**Exercise brief:** Return all lines that include the string "DELTA".

**Source material:**
####################

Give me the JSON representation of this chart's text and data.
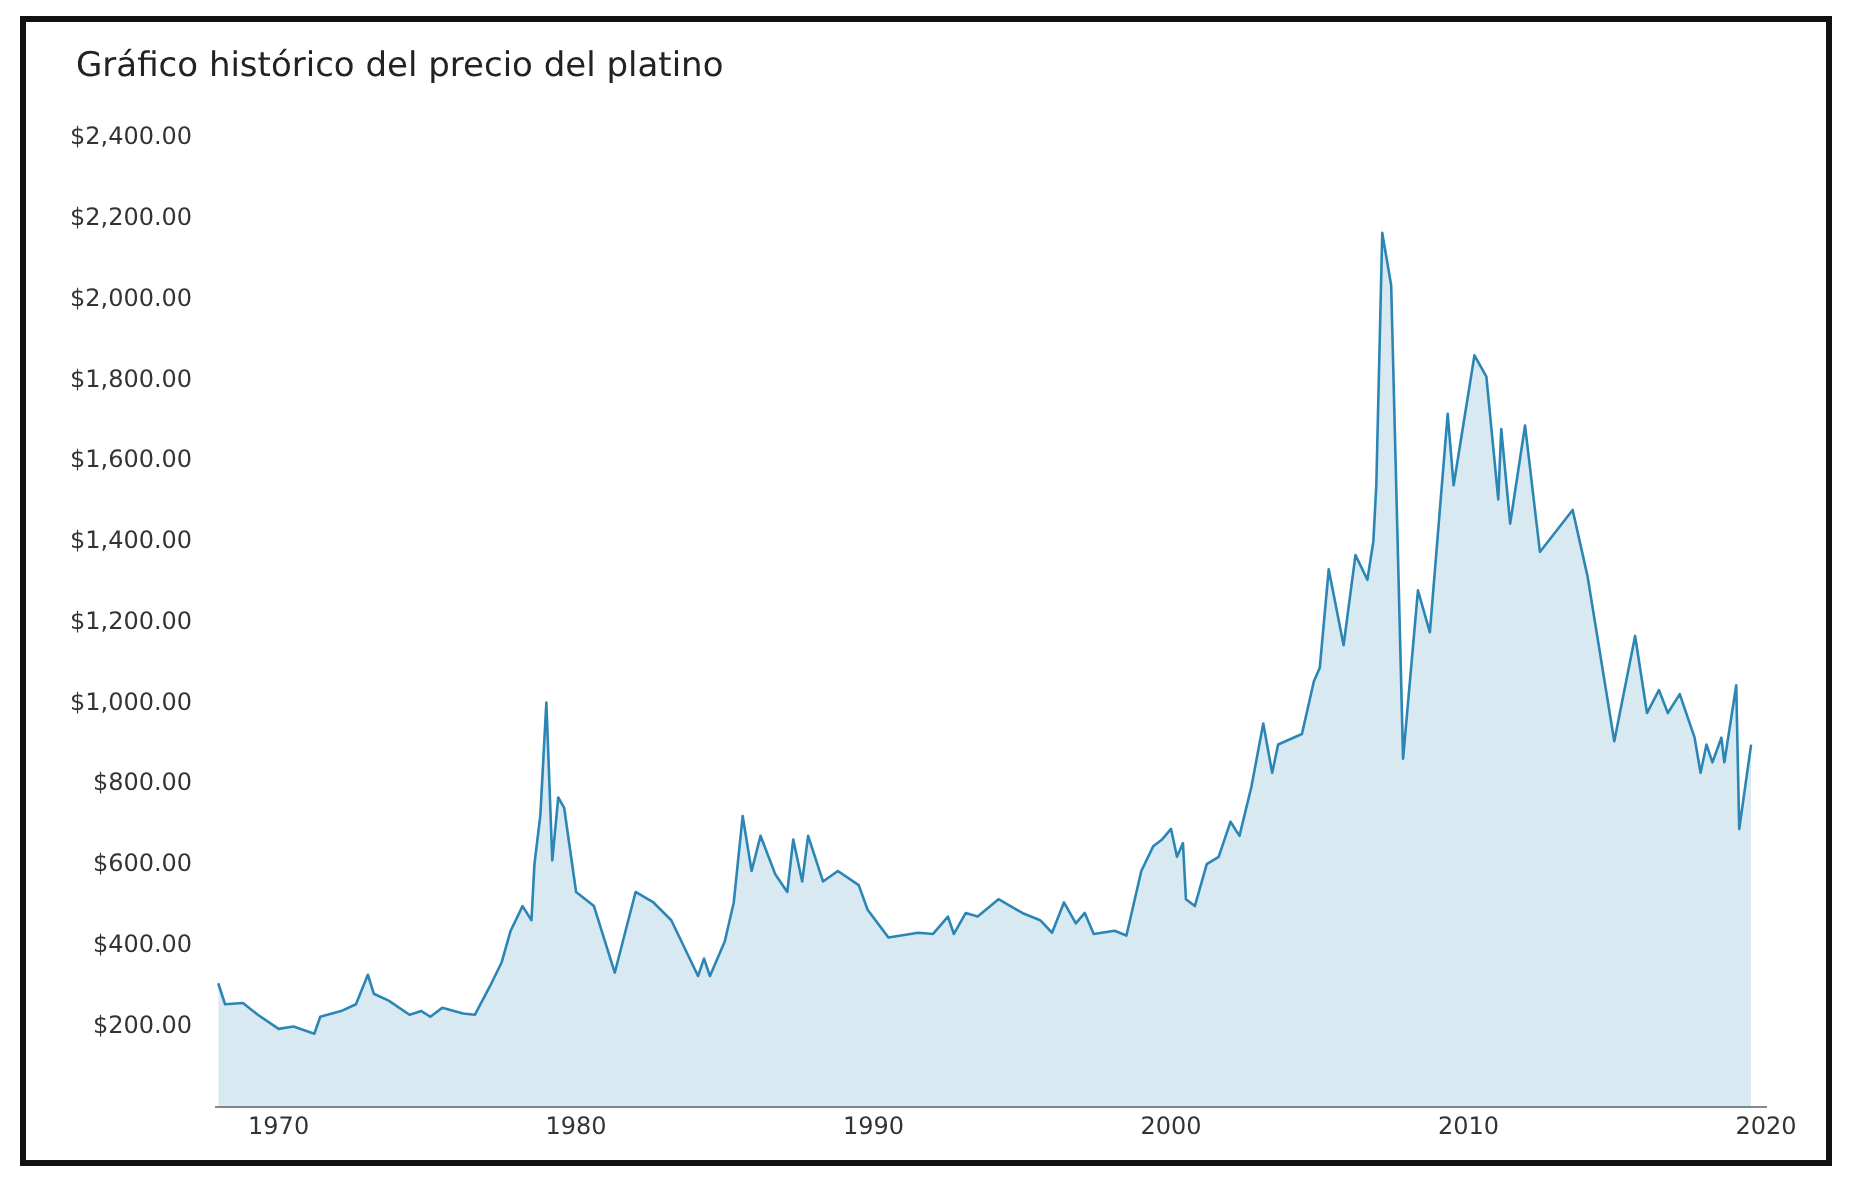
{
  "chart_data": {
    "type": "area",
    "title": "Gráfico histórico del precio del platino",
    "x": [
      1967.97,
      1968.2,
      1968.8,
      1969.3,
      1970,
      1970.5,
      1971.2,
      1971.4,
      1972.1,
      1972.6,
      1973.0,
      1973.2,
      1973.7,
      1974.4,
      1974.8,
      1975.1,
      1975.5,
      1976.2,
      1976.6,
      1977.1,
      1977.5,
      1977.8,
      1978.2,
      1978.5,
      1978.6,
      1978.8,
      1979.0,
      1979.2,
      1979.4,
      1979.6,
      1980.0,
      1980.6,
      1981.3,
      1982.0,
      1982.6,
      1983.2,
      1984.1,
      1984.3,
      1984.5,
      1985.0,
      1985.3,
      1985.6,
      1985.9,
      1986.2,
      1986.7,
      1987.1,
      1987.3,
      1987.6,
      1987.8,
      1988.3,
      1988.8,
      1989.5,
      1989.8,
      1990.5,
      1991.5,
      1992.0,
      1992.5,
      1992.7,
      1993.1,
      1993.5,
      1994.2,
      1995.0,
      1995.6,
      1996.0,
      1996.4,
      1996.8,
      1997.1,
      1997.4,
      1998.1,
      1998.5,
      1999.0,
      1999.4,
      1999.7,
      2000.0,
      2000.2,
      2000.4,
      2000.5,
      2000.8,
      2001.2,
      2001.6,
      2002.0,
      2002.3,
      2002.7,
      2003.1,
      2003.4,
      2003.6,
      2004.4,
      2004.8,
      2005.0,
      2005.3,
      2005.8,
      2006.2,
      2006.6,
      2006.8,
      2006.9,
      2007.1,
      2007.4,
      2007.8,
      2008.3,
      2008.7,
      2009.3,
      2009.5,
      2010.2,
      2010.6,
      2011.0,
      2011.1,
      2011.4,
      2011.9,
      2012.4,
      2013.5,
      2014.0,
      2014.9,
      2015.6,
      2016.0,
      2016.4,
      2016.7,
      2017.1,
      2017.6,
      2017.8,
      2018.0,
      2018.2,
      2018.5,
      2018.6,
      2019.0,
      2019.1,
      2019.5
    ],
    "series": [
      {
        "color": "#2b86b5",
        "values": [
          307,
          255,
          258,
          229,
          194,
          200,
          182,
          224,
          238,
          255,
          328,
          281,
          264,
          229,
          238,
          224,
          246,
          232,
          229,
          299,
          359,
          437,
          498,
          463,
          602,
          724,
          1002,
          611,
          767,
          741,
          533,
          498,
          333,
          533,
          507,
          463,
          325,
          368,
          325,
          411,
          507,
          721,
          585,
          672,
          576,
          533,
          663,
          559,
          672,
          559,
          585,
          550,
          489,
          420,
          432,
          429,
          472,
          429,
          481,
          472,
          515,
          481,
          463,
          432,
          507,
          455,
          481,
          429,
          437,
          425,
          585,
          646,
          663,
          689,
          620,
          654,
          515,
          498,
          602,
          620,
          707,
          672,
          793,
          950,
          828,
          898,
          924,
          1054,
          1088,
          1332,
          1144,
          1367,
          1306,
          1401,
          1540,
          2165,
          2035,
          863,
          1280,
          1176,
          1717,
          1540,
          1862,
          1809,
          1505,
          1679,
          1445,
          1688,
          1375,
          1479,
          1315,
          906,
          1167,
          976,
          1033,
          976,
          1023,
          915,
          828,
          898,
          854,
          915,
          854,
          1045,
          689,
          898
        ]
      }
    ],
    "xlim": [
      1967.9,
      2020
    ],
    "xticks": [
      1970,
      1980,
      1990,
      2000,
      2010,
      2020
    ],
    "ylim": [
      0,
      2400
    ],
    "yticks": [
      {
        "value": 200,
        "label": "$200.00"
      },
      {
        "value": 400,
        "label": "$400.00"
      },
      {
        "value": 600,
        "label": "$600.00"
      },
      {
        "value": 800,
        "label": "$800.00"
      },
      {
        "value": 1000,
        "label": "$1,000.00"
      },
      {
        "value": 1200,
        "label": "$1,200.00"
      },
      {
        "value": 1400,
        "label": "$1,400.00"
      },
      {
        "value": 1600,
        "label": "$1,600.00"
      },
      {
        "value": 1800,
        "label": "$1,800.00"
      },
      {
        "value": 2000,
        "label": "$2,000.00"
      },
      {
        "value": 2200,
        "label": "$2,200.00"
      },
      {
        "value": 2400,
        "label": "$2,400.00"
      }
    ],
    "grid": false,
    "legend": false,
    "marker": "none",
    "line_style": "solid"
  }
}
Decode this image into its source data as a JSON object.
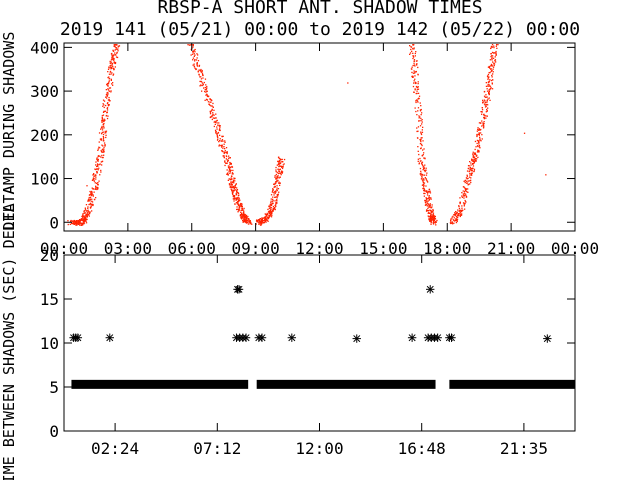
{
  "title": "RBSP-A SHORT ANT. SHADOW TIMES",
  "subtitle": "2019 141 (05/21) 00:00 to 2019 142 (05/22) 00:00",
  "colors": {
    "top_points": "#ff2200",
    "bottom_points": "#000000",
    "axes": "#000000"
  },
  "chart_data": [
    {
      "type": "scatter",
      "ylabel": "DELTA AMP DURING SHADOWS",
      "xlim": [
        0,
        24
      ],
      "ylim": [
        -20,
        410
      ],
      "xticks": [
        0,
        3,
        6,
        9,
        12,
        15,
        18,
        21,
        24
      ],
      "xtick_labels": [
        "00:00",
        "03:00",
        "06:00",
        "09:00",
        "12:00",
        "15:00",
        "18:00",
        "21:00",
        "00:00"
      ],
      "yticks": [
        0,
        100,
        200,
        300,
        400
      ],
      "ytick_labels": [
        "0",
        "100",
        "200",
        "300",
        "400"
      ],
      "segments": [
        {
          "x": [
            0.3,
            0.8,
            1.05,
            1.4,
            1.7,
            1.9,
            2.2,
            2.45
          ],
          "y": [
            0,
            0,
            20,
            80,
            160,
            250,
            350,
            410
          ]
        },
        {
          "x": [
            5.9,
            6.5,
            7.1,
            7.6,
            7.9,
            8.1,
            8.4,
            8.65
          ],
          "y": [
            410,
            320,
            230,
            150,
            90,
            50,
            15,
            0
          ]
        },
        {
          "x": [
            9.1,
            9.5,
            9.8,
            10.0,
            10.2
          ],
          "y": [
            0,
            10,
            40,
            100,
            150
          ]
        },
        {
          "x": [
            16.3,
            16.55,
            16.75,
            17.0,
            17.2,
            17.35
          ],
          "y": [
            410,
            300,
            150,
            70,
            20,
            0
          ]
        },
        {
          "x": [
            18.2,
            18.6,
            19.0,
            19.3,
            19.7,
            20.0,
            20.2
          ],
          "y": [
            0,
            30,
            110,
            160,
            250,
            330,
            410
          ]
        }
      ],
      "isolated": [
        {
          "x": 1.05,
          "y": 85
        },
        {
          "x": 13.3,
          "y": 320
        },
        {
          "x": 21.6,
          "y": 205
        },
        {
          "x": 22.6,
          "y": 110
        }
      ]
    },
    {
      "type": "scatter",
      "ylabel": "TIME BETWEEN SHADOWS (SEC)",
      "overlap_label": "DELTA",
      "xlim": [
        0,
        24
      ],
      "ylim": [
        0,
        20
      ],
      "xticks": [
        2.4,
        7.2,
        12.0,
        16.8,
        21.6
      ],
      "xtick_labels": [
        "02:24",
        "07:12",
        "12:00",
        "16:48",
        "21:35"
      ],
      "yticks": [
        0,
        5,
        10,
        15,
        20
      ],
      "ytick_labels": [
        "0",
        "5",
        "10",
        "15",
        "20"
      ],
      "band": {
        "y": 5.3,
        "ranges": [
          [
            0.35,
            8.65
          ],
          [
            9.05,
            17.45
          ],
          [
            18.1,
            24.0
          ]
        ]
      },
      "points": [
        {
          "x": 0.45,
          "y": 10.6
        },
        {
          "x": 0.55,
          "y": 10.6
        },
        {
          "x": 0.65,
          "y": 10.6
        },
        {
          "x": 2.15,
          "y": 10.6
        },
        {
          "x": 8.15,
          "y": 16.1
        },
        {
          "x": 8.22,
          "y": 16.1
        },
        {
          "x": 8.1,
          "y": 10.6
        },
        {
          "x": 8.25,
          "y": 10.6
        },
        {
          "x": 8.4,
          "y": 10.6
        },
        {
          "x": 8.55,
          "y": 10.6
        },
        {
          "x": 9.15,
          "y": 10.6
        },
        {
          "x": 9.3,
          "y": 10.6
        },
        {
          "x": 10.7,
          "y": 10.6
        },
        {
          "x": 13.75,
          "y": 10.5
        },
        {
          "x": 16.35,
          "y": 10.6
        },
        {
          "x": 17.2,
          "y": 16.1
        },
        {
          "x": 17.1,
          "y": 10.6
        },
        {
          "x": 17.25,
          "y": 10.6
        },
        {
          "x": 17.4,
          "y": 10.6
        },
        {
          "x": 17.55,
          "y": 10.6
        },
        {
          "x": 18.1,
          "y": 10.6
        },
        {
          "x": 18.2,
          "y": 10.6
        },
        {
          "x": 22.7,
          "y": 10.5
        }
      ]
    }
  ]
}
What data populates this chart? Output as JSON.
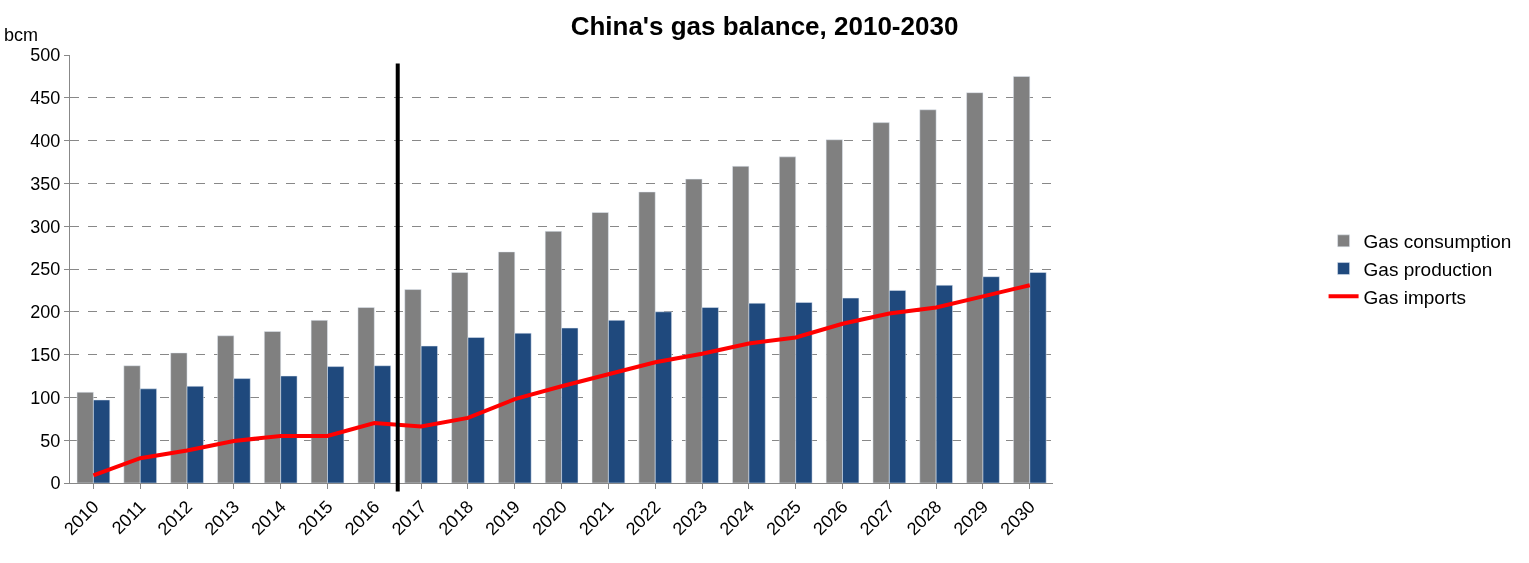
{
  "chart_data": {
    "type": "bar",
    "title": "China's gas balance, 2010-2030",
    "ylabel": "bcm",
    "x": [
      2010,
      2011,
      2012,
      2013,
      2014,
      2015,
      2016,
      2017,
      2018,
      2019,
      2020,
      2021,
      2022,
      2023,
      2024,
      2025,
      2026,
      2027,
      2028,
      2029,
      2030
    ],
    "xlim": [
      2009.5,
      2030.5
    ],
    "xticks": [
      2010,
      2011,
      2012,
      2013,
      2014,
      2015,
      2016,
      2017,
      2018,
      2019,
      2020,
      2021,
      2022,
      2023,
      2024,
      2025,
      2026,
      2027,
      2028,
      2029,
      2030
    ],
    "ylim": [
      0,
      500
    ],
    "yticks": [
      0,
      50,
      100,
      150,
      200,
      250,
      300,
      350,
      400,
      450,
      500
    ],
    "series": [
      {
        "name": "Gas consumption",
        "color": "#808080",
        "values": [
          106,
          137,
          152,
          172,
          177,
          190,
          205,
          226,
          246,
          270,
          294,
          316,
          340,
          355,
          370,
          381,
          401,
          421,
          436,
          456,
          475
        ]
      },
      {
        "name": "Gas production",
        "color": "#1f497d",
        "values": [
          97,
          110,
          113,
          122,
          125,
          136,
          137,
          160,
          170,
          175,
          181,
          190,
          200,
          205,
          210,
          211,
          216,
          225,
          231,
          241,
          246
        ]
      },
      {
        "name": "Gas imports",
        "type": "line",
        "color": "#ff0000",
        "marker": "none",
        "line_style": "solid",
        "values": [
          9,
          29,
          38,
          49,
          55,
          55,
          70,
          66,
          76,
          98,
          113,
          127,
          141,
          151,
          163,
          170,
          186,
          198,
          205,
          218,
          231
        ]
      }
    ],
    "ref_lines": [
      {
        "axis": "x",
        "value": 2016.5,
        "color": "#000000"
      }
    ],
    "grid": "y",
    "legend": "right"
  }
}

####################

**Written solution:**
      "ylabel": "DELTA AMP DURING SHADOWS",
      "overlap_label": "DELTA",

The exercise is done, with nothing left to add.